> **Document section**:
☆ ☆ ☆ ☆ ☆ ☆ ☆

Pessimism Dominates Contractor Expectations for 2021

Spring 2021 Issue
By: Ken Simonson
2021 could be a tough year for contractors in many segments of the construction industry. Getty Images

Survey shows that most respondents see less work available to bid on as material prices keep climbing.

Contractors have divergent expectations about the volume of work available to bid on in 2021, as project postponements and cancellations proliferate. Meanwhile, margins are being squeezed amid intensifying competition and sharply rising materials costs.

Pessimism pervaded the responses of the more than 1,300 contractors who participated in the 2021 AGC-Sage Construction Hiring and Business Outlook Survey. For 13 out of 16 project categories, a higher percentage of respondents replied that they expect the dollar volume of projects available to bid on in 2021 to shrink than expect it to expand. 


The difference between these percentages, or net reading, was especially negative for retail, lodging and private office-building construction. The net readings for these categories were -64 percentage points for retail and -58 for lodging and offices. Net readings were negative as well regarding publicly financed, institutional and heavy industrial categories.

In contrast, there were a couple of bright spots among other commercial segments. There was a net positive reading of 11 points for “other health care,” such as non-hospital-based clinics, testing and screening facilities, and medical labs. Respondents were also modestly bullish about warehouse construction, which had a net positive reading of 4.

☆ ☆ ☆ ☆ ☆ ☆ ☆

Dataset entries

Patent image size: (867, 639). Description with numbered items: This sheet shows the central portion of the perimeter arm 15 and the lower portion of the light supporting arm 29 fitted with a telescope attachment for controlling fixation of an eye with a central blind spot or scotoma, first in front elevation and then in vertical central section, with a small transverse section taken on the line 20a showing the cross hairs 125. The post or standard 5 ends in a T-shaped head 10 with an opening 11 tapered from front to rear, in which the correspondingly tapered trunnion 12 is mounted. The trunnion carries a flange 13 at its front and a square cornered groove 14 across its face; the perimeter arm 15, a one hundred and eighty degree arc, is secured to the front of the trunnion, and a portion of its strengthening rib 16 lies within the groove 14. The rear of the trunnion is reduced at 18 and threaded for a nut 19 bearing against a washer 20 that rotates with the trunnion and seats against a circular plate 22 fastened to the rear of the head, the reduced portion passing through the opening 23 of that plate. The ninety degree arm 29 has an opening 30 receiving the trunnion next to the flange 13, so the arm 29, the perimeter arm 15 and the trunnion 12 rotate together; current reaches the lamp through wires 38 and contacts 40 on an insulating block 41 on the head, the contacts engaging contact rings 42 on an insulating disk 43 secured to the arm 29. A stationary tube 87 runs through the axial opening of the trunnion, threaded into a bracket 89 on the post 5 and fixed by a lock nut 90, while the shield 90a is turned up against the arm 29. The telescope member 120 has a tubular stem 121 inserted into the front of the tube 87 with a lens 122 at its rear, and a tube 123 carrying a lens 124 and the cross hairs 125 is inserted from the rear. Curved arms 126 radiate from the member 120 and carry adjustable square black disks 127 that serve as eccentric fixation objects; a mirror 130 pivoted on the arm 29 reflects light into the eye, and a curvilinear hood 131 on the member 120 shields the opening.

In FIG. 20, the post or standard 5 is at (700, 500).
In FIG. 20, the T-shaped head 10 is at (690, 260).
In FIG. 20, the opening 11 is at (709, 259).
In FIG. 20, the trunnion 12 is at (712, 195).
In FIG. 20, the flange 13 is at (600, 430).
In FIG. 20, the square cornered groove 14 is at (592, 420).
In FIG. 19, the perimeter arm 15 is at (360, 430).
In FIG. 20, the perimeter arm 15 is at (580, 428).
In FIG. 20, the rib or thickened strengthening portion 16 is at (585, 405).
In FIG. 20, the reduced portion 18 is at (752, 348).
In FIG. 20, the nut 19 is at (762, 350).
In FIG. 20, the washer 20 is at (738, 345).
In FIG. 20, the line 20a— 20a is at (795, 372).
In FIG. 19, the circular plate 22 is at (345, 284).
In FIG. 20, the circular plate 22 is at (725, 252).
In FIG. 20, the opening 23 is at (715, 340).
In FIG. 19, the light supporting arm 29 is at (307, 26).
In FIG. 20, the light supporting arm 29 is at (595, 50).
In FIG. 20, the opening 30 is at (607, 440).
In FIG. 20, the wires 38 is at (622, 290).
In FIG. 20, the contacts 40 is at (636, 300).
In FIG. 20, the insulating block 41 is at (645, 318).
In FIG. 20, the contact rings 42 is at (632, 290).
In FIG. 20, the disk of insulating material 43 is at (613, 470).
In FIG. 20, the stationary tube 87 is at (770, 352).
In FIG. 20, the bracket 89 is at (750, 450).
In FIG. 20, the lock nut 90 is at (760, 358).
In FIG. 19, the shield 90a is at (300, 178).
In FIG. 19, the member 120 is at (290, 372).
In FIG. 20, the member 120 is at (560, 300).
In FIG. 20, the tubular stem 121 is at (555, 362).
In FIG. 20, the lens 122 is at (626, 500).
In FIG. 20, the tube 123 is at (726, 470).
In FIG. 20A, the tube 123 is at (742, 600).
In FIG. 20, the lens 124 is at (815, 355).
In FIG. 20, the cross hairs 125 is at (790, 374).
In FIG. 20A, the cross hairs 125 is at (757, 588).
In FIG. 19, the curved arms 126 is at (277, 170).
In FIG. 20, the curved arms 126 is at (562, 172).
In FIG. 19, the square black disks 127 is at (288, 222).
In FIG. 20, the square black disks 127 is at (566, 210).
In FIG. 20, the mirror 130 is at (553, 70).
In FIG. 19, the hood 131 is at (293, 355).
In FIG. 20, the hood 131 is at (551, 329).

☆ ☆ ☆ ☆ ☆ ☆ ☆

> **Task details**:
Copy word for word the passage of the article on contractor expectations starting at "Survey shows that" and ending at "rising materials costs.". The records have nothing to do with the article on contractor expectations.

> **Written response**:
Survey shows that most respondents see less work available to bid on as material prices keep climbing.

Contractors have divergent expectations about the volume of work available to bid on in 2021, as project postponements and cancellations proliferate. Meanwhile, margins are being squeezed amid intensifying competition and sharply rising materials costs.